[Exercise instructions]: In the listing below, find every line with the string "园区管委会" and pull it out.

┌─ Provided data

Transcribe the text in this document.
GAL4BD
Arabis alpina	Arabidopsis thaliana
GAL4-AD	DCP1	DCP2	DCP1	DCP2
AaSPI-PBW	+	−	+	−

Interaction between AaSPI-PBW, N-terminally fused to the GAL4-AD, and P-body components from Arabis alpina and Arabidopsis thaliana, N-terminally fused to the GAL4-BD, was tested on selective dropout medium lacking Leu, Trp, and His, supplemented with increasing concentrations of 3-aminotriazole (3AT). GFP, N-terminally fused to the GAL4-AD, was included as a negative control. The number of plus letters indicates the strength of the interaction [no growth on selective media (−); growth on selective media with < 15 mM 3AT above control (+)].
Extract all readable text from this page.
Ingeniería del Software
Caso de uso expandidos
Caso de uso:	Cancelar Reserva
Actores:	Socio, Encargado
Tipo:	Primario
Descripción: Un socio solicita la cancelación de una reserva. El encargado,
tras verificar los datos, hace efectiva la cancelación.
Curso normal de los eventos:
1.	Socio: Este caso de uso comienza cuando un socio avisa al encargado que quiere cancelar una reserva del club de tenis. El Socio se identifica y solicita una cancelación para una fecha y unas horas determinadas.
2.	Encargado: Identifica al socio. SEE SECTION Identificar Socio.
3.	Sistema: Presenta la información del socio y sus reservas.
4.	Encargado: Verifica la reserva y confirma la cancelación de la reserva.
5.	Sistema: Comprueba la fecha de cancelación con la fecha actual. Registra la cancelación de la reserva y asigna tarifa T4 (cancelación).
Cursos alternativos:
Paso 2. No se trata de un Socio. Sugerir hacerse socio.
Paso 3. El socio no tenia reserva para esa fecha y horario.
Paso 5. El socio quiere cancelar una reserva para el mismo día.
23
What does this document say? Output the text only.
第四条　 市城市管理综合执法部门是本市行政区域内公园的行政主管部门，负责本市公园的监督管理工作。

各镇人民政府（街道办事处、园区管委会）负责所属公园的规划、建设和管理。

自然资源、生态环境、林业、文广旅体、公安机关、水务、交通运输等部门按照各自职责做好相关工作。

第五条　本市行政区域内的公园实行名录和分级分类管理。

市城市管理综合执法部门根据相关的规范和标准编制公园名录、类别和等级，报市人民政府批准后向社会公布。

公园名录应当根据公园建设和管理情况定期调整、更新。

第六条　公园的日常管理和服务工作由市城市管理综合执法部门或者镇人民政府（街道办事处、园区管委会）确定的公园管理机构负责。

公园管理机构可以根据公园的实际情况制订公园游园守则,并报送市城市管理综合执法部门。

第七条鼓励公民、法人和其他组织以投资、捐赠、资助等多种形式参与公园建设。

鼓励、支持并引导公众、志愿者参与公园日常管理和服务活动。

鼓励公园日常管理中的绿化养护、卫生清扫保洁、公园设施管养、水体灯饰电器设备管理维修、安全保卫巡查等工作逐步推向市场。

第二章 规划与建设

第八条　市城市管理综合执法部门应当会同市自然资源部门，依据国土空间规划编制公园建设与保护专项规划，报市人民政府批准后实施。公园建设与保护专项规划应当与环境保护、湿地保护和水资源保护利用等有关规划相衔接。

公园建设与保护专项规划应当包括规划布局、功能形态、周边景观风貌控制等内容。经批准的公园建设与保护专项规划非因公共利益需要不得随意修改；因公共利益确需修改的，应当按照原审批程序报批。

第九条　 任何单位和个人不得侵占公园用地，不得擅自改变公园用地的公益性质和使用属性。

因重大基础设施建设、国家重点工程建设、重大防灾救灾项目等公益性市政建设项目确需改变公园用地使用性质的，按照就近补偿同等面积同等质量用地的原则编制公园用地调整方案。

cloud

└─

[Output for this task]:
各镇人民政府（街道办事处、园区管委会）负责所属公园的规划、建设和管理。
第六条　公园的日常管理和服务工作由市城市管理综合执法部门或者镇人民政府（街道办事处、园区管委会）确定的公园管理机构负责。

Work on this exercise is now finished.